Work to do
Read the material below and count the lines holding the string "Мероприятия". Give that count with nothing added.

-------- Provided material

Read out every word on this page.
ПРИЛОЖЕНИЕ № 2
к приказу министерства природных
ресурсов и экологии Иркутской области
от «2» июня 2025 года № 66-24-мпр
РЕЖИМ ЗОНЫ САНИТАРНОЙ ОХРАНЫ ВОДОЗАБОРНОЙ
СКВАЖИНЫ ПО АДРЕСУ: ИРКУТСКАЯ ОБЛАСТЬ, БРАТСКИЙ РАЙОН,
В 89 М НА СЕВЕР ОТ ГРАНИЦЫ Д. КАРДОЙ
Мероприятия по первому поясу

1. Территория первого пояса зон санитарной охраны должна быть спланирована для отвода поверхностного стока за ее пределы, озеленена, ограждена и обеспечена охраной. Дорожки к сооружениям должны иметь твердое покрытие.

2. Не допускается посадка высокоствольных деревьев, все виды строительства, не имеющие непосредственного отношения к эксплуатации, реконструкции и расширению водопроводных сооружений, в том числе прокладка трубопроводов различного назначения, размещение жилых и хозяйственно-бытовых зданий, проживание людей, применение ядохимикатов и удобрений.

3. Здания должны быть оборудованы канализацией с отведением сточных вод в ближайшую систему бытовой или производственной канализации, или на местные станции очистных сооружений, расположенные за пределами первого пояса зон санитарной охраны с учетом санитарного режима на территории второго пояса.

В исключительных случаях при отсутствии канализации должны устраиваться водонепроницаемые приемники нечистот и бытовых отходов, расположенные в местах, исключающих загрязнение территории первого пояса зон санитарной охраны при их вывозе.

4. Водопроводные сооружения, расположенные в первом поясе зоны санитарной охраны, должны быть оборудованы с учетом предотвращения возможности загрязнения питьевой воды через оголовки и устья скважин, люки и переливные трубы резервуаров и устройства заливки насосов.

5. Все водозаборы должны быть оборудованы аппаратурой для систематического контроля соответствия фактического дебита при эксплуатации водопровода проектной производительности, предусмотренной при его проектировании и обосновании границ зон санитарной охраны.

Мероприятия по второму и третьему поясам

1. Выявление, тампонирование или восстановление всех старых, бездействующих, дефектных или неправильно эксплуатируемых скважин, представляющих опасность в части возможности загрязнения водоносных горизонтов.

----------------

Worked answer
2